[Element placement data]
++++++

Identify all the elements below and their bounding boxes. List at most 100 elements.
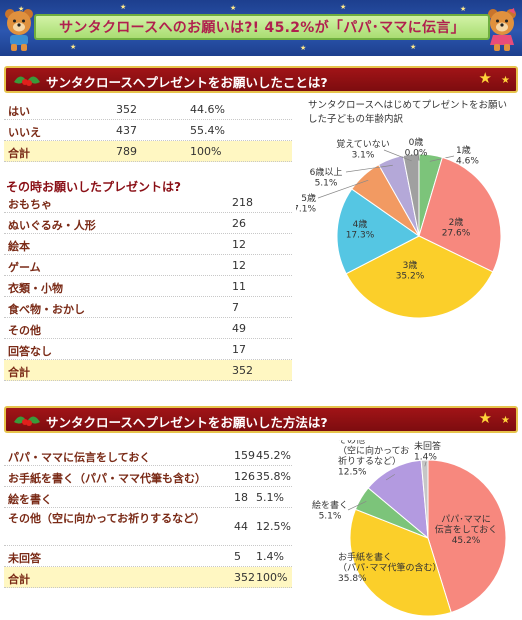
star-decoration: ★ <box>300 44 307 52</box>
table-row: その他（空に向かってお祈りするなど） 44 12.5% <box>4 508 292 546</box>
slice-label: 6歳以上 5.1% <box>310 166 343 189</box>
pie-slice <box>345 235 494 319</box>
table-row: その他 49 <box>4 318 292 339</box>
row-label: 衣類・小物 <box>8 282 63 295</box>
gift-subheading: その時お願いしたプレゼントは? <box>6 180 181 194</box>
star-icon: ★ <box>478 69 492 87</box>
slice-label: 4歳 17.3% <box>346 218 375 241</box>
table-row: お手紙を書く（パパ・ママ代筆も含む） 126 35.8% <box>4 466 292 487</box>
pie-slice <box>349 508 452 617</box>
row-count: 18 <box>234 491 248 504</box>
row-count: 789 <box>116 145 137 158</box>
table-row: 絵本 12 <box>4 234 292 255</box>
row-label: おもちゃ <box>8 198 52 211</box>
leader-line <box>347 500 367 511</box>
row-count: 49 <box>232 322 246 335</box>
table-row: 未回答 5 1.4% <box>4 546 292 567</box>
slice-label: その他（空に向かってお祈りするなど） 12.5% <box>338 440 409 478</box>
slice-label: パパ･ママに伝言をしておく 45.2% <box>435 514 497 546</box>
chart-caption: サンタクロースへはじめてプレゼントをお願いした子どもの年齢内訳 <box>308 100 508 125</box>
row-label: 食べ物・おかし <box>8 303 85 316</box>
star-icon: ★ <box>501 415 510 426</box>
page-title: サンタクロースへのお願いは?! 45.2%が「パパ･ママに伝言」 <box>59 20 465 36</box>
table-row: ぬいぐるみ・人形 26 <box>4 213 292 234</box>
row-label: ゲーム <box>8 261 41 274</box>
leader-line <box>383 149 412 162</box>
table-row: 回答なし 17 <box>4 339 292 360</box>
method-pie-chart: パパ･ママに伝言をしておく 45.2% お手紙を書く（パパ･ママ代筆の含む） 35.8… <box>312 440 507 617</box>
section-header-request: サンタクロースへプレゼントをお願いしたことは? ★ ★ <box>4 66 518 93</box>
request-table: はい 352 44.6% いいえ 437 55.4% 合計 789 100% <box>4 99 292 162</box>
table-row: ゲーム 12 <box>4 255 292 276</box>
leader-line <box>424 461 427 467</box>
row-label: いいえ <box>8 126 41 139</box>
pie-slice <box>336 188 420 275</box>
row-label: ぬいぐるみ・人形 <box>8 219 96 232</box>
row-count: 352 <box>232 364 253 377</box>
leader-line <box>317 179 369 199</box>
row-percent: 100% <box>256 571 288 584</box>
section-title: サンタクロースへプレゼントをお願いしたことは? <box>46 75 328 90</box>
bear-boy-icon <box>5 9 33 51</box>
slice-label: 1歳 4.6% <box>456 144 479 167</box>
star-decoration: ★ <box>18 5 25 13</box>
row-count: 437 <box>116 124 137 137</box>
row-percent: 12.5% <box>256 520 291 533</box>
row-count: 5 <box>234 550 241 563</box>
pie-slice <box>367 459 429 540</box>
slice-label: お手紙を書く（パパ･ママ代筆の含む） 35.8% <box>338 551 442 584</box>
row-label: 絵本 <box>8 240 30 253</box>
leader-line <box>417 149 420 161</box>
slice-label: 0歳 0.0% <box>405 136 428 159</box>
row-count: 17 <box>232 343 246 356</box>
pie-slice <box>418 156 502 273</box>
row-percent: 35.8% <box>256 470 291 483</box>
row-percent: 1.4% <box>256 550 284 563</box>
method-table: パパ・ママに伝言をしておく 159 45.2% お手紙を書く（パパ・ママ代筆も含… <box>4 445 292 588</box>
leader-line <box>385 474 396 481</box>
row-count: 352 <box>116 103 137 116</box>
row-percent: 100% <box>190 145 222 158</box>
row-percent: 55.4% <box>190 124 225 137</box>
row-count: 26 <box>232 217 246 230</box>
row-label: お手紙を書く（パパ・ママ代筆も含む） <box>8 472 206 485</box>
row-label: その他 <box>8 324 41 337</box>
slice-label: 覚えていない 3.1% <box>336 138 390 161</box>
star-decoration: ★ <box>120 3 127 11</box>
star-icon: ★ <box>501 75 510 86</box>
row-label: 合計 <box>8 147 30 160</box>
gift-table: おもちゃ 218 ぬいぐるみ・人形 26 絵本 12 ゲーム 12 衣類・小物 11 食べ… <box>4 192 292 381</box>
table-row: はい 352 44.6% <box>4 99 292 120</box>
leader-line <box>345 164 393 173</box>
table-row: おもちゃ 218 <box>4 192 292 213</box>
row-percent: 45.2% <box>256 449 291 462</box>
table-row-total: 合計 352 100% <box>4 567 292 588</box>
row-count: 159 <box>234 449 255 462</box>
slice-label: 絵を書く 5.1% <box>312 499 348 522</box>
row-count: 11 <box>232 280 246 293</box>
table-row: 衣類・小物 11 <box>4 276 292 297</box>
row-count: 126 <box>234 470 255 483</box>
row-label: 未回答 <box>8 552 41 565</box>
row-count: 352 <box>234 571 255 584</box>
row-count: 7 <box>232 301 239 314</box>
slice-label: 3歳 35.2% <box>396 259 425 282</box>
row-label: 合計 <box>8 366 30 379</box>
row-percent: 5.1% <box>256 491 284 504</box>
holly-icon <box>14 416 40 426</box>
holly-icon <box>14 76 40 86</box>
section-title: サンタクロースへプレゼントをお願いした方法は? <box>46 415 328 430</box>
row-label: パパ・ママに伝言をしておく <box>8 451 151 464</box>
star-decoration: ★ <box>460 5 467 13</box>
row-count: 218 <box>232 196 253 209</box>
bear-girl-icon <box>488 8 516 51</box>
row-label: 回答なし <box>8 345 52 358</box>
row-count: 44 <box>234 520 248 533</box>
row-label: 合計 <box>8 573 30 586</box>
section-header-method: サンタクロースへプレゼントをお願いした方法は? ★ ★ <box>4 406 518 433</box>
row-percent: 44.6% <box>190 103 225 116</box>
slice-label: 2歳 27.6% <box>442 216 471 239</box>
table-row-total: 合計 352 <box>4 360 292 381</box>
table-row: 食べ物・おかし 7 <box>4 297 292 318</box>
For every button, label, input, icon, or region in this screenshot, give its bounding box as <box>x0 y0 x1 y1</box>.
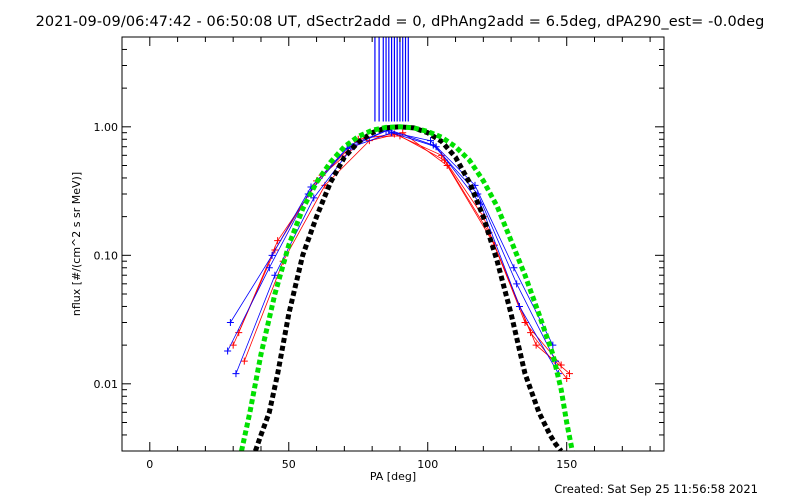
y-tick-label: 0.01 <box>94 378 119 391</box>
y-axis-label: nflux [#/(cm^2 s sr MeV)] <box>70 172 83 316</box>
data-point <box>226 319 234 327</box>
black-fit-curve <box>253 124 564 451</box>
plot-frame <box>121 36 665 452</box>
chart-title: 2021-09-09/06:47:42 - 06:50:08 UT, dSect… <box>35 14 765 30</box>
data-point <box>235 329 243 337</box>
data-point <box>513 280 521 288</box>
green-fit-curve <box>239 124 575 451</box>
data-point <box>268 251 276 259</box>
data-point <box>557 361 565 369</box>
data-point <box>563 374 571 382</box>
data-point <box>532 341 540 349</box>
data-point <box>240 357 248 365</box>
data-point <box>443 161 451 169</box>
x-tick-label: 150 <box>556 458 577 471</box>
data-point <box>432 143 440 151</box>
y-tick-label: 1.00 <box>94 121 119 134</box>
data-point <box>510 264 518 272</box>
x-tick-label: 100 <box>417 458 438 471</box>
red-series-line <box>243 132 570 374</box>
data-point <box>427 137 435 145</box>
data-point <box>388 129 396 137</box>
x-tick-label: 50 <box>282 458 296 471</box>
data-point <box>515 302 523 310</box>
blue-series-line <box>230 129 556 362</box>
data-point <box>310 194 318 202</box>
data-point <box>232 370 240 378</box>
x-tick-label: 0 <box>146 458 153 471</box>
data-point <box>224 347 232 355</box>
y-tick-label: 0.10 <box>94 249 119 262</box>
x-axis-label: PA [deg] <box>370 470 416 483</box>
data-point <box>271 271 279 279</box>
created-timestamp: Created: Sat Sep 25 11:56:58 2021 <box>554 482 758 496</box>
data-point <box>265 264 273 272</box>
data-point <box>565 370 573 378</box>
plot-area <box>224 37 575 451</box>
data-point <box>438 151 446 159</box>
data-point <box>399 129 407 137</box>
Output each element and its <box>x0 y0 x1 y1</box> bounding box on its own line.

++++++

### YOUR GOAL
Locate each line in the data above that contains the string "ママに伝言をしておく", and copy those lines.

### TASK SOLUTION
slice-label: パパ･ママに伝言をしておく 45.2% <box>435 514 497 546</box>
method-pie-chart: パパ･ママに伝言をしておく 45.2% お手紙を書く（パパ･ママ代筆の含む） 35.8… <box>312 440 507 617</box>
method-table: パパ・ママに伝言をしておく 159 45.2% お手紙を書く（パパ・ママ代筆も含… <box>4 445 292 588</box>
row-label: パパ・ママに伝言をしておく <box>8 451 151 464</box>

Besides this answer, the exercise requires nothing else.